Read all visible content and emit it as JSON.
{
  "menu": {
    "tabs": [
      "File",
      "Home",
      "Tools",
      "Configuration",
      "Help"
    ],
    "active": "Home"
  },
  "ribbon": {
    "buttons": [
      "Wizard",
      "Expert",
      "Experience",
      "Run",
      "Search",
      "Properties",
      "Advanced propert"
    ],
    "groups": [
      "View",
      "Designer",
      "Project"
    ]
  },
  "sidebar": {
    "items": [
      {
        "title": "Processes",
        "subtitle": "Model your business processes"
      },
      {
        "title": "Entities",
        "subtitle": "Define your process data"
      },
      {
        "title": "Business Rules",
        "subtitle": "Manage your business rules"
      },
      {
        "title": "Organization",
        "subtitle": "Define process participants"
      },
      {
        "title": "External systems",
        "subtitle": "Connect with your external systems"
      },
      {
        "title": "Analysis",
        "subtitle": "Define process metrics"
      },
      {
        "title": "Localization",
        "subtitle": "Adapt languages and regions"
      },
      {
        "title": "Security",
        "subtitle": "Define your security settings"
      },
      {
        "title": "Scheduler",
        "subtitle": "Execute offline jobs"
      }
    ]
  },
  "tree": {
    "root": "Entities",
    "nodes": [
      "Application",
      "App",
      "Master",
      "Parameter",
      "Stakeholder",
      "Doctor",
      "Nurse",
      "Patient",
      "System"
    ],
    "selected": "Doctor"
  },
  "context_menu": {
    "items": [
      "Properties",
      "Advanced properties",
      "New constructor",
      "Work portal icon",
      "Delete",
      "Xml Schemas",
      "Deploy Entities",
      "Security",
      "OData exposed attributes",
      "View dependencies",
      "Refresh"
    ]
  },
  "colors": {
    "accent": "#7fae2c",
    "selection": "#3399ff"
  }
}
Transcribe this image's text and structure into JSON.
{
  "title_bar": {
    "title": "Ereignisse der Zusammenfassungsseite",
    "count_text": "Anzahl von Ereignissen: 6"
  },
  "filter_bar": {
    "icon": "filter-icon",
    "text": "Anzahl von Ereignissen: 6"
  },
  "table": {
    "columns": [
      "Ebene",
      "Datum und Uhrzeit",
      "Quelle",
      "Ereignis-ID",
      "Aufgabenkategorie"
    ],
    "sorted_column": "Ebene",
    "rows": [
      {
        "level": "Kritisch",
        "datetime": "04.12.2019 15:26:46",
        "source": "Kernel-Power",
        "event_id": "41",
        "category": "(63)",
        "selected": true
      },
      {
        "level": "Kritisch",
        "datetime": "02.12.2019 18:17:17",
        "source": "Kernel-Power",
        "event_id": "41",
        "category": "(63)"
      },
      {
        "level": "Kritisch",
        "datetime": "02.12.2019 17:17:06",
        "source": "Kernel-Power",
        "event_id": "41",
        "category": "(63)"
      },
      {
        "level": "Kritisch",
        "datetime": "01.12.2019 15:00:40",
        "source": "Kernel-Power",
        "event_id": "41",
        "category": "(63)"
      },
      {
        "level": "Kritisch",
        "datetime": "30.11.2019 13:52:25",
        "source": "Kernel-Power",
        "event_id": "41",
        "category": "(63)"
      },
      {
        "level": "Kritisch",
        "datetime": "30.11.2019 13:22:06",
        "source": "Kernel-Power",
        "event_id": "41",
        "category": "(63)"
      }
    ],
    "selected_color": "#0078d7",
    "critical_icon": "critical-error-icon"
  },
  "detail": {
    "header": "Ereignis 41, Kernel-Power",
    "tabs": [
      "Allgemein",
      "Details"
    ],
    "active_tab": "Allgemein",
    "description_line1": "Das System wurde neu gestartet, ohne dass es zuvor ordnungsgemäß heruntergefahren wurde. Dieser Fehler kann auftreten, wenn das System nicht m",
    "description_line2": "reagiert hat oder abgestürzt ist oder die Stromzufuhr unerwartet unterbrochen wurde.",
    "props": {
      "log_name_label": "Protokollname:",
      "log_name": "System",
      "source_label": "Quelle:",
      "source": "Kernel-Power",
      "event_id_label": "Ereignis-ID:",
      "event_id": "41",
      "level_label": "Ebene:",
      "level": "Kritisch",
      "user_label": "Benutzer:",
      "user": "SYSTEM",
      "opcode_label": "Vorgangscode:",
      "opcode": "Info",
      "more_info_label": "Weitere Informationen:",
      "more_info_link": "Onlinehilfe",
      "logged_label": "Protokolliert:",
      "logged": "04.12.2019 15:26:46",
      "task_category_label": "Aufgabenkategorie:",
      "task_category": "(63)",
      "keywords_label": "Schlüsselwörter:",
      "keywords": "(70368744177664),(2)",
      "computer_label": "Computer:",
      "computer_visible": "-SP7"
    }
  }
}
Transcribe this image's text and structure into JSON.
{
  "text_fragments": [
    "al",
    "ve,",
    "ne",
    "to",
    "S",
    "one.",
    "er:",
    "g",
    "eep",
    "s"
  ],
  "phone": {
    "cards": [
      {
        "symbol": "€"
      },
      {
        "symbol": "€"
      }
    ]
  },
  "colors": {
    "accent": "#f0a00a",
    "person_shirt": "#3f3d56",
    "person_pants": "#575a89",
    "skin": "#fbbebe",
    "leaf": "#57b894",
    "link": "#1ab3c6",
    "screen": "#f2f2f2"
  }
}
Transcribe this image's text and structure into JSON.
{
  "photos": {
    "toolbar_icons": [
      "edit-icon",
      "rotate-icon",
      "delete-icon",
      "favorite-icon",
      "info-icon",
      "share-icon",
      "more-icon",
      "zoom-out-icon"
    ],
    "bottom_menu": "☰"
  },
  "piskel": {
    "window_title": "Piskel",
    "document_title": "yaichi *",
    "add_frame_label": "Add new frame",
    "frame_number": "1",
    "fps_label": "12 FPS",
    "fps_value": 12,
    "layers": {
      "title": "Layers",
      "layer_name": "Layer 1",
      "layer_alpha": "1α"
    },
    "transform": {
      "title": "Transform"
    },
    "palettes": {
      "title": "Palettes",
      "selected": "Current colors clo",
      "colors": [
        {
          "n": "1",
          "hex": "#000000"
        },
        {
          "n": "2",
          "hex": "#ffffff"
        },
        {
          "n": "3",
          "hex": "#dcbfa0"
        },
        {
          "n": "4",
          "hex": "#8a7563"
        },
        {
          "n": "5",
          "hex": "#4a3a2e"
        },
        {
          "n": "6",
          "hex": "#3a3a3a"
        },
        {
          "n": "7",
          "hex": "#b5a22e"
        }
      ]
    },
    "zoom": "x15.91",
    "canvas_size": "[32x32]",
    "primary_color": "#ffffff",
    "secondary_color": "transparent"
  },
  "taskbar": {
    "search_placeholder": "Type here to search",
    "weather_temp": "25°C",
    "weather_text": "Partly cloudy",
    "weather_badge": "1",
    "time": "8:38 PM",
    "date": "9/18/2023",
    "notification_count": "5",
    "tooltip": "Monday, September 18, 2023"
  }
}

=======

Given request: Make a copy of each line that contains the string "Ereignissen".

Task result:
    "count_text": "Anzahl von Ereignissen: 6"
    "text": "Anzahl von Ereignissen: 6"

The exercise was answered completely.